**SET TASK:** Please return every line of the records below as a JSON list of strings, one string per line, and leave out blank lines.

**DATA ROWS:**
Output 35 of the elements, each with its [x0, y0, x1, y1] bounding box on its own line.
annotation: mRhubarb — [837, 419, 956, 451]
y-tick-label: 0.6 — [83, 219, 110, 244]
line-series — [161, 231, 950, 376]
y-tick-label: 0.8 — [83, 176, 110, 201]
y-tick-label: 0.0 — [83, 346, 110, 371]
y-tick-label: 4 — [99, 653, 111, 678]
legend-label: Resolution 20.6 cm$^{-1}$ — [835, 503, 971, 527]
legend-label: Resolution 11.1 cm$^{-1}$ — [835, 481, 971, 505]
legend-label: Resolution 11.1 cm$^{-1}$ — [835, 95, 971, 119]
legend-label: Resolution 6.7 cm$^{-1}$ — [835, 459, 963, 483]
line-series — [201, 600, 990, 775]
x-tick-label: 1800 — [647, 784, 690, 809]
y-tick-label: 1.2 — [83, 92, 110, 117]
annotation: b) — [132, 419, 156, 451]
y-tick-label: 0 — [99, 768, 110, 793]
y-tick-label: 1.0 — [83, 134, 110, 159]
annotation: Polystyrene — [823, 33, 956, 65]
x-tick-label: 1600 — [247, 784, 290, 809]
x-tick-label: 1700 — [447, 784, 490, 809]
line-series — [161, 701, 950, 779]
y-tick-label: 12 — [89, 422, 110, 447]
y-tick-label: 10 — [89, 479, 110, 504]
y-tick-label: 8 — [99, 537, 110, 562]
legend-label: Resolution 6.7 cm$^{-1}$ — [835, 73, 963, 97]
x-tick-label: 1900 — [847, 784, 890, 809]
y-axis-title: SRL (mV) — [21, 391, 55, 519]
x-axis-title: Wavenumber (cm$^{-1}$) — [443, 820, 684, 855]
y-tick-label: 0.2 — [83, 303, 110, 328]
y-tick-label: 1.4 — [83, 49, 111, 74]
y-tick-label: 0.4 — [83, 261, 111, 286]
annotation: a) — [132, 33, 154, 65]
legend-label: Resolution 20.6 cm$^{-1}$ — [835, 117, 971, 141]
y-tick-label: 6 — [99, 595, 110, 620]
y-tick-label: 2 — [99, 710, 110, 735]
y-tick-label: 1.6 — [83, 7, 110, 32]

**EXERCISE RESULT:**
[
  "Output 35 of the elements, each with its [x0, y0, x1, y1] bounding box on its own line.",
  "annotation: mRhubarb — [837, 419, 956, 451]",
  "y-tick-label: 0.6 — [83, 219, 110, 244]",
  "line-series — [161, 231, 950, 376]",
  "y-tick-label: 0.8 — [83, 176, 110, 201]",
  "y-tick-label: 0.0 — [83, 346, 110, 371]",
  "y-tick-label: 4 — [99, 653, 111, 678]",
  "legend-label: Resolution 20.6 cm$^{-1}$ — [835, 503, 971, 527]",
  "legend-label: Resolution 11.1 cm$^{-1}$ — [835, 481, 971, 505]",
  "legend-label: Resolution 11.1 cm$^{-1}$ — [835, 95, 971, 119]",
  "legend-label: Resolution 6.7 cm$^{-1}$ — [835, 459, 963, 483]",
  "line-series — [201, 600, 990, 775]",
  "x-tick-label: 1800 — [647, 784, 690, 809]",
  "y-tick-label: 1.2 — [83, 92, 110, 117]",
  "annotation: b) — [132, 419, 156, 451]",
  "y-tick-label: 0 — [99, 768, 110, 793]",
  "y-tick-label: 1.0 — [83, 134, 110, 159]",
  "annotation: Polystyrene — [823, 33, 956, 65]",
  "x-tick-label: 1600 — [247, 784, 290, 809]",
  "x-tick-label: 1700 — [447, 784, 490, 809]",
  "line-series — [161, 701, 950, 779]",
  "y-tick-label: 12 — [89, 422, 110, 447]",
  "y-tick-label: 10 — [89, 479, 110, 504]",
  "y-tick-label: 8 — [99, 537, 110, 562]",
  "legend-label: Resolution 6.7 cm$^{-1}$ — [835, 73, 963, 97]",
  "x-tick-label: 1900 — [847, 784, 890, 809]",
  "y-axis-title: SRL (mV) — [21, 391, 55, 519]",
  "x-axis-title: Wavenumber (cm$^{-1}$) — [443, 820, 684, 855]",
  "y-tick-label: 0.2 — [83, 303, 110, 328]",
  "y-tick-label: 1.4 — [83, 49, 111, 74]",
  "y-tick-label: 0.4 — [83, 261, 111, 286]",
  "annotation: a) — [132, 33, 154, 65]",
  "legend-label: Resolution 20.6 cm$^{-1}$ — [835, 117, 971, 141]",
  "y-tick-label: 6 — [99, 595, 110, 620]",
  "y-tick-label: 2 — [99, 710, 110, 735]",
  "y-tick-label: 1.6 — [83, 7, 110, 32]"
]